## DATA FOR THIS TASK:
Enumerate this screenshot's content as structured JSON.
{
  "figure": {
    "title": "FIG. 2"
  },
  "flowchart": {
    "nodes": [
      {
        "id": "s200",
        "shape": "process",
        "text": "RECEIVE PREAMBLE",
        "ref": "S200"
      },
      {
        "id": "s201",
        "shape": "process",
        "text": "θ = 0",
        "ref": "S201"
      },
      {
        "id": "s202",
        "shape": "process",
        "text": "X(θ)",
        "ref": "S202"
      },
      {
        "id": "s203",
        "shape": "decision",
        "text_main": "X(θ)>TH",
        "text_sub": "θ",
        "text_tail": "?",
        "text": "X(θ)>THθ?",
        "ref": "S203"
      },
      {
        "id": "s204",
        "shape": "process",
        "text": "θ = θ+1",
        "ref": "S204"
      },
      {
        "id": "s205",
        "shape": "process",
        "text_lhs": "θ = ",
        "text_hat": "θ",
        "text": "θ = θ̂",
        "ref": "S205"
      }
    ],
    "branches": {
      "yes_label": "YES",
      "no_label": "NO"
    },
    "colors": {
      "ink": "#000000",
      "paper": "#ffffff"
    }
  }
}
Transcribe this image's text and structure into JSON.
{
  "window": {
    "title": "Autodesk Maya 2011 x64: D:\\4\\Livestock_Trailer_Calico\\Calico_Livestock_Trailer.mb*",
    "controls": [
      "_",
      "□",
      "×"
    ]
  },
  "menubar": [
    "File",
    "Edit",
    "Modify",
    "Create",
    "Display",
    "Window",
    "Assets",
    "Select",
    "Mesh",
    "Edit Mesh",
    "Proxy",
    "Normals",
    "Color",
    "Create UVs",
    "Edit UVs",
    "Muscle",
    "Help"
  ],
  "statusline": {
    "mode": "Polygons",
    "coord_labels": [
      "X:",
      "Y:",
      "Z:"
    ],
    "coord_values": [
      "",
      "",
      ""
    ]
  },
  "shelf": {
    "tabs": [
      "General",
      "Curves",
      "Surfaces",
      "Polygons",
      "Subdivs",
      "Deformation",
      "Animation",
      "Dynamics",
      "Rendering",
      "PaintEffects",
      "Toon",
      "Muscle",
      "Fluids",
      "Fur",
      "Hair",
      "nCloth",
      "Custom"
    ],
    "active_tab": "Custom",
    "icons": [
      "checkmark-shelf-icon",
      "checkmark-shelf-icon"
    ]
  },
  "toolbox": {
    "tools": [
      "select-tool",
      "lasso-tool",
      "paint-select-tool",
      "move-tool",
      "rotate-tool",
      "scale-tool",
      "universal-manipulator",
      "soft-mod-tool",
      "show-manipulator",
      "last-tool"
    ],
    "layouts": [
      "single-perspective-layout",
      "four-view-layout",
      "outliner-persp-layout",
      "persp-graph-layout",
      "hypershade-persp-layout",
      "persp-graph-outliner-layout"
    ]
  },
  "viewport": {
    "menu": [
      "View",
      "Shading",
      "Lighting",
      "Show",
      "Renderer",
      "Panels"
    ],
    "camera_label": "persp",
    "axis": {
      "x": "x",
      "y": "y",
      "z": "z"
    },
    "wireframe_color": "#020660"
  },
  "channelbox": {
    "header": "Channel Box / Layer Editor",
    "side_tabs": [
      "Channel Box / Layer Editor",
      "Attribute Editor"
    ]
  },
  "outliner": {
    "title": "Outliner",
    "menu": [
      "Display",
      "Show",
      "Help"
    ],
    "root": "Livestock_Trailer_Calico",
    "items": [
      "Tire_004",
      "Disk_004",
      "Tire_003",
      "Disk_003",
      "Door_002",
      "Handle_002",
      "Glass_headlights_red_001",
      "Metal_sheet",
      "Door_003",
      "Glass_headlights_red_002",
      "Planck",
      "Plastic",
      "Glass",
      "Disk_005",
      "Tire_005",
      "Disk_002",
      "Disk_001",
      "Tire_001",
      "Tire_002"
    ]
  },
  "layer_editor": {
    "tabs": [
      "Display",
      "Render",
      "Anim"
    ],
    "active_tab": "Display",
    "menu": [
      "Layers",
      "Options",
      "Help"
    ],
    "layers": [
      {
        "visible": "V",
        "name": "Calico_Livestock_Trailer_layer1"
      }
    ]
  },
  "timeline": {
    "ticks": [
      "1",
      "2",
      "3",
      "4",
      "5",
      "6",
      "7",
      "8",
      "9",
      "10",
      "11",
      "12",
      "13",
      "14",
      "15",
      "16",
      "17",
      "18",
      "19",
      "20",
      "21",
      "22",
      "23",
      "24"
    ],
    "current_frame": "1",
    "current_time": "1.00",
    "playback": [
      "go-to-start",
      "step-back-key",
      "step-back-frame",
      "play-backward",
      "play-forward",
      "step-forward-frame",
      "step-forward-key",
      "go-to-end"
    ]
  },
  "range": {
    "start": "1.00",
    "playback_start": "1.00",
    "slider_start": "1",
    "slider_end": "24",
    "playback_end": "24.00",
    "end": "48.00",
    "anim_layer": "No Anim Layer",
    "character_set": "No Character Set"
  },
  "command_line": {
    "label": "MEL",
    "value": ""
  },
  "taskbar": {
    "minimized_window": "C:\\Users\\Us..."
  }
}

## DESCRIPTION OF THE TASK:
Search the data above for the string "graph" and copy each line that has it.

## REPLY TO THE TASK:
      "persp-graph-layout",
      "persp-graph-outliner-layout"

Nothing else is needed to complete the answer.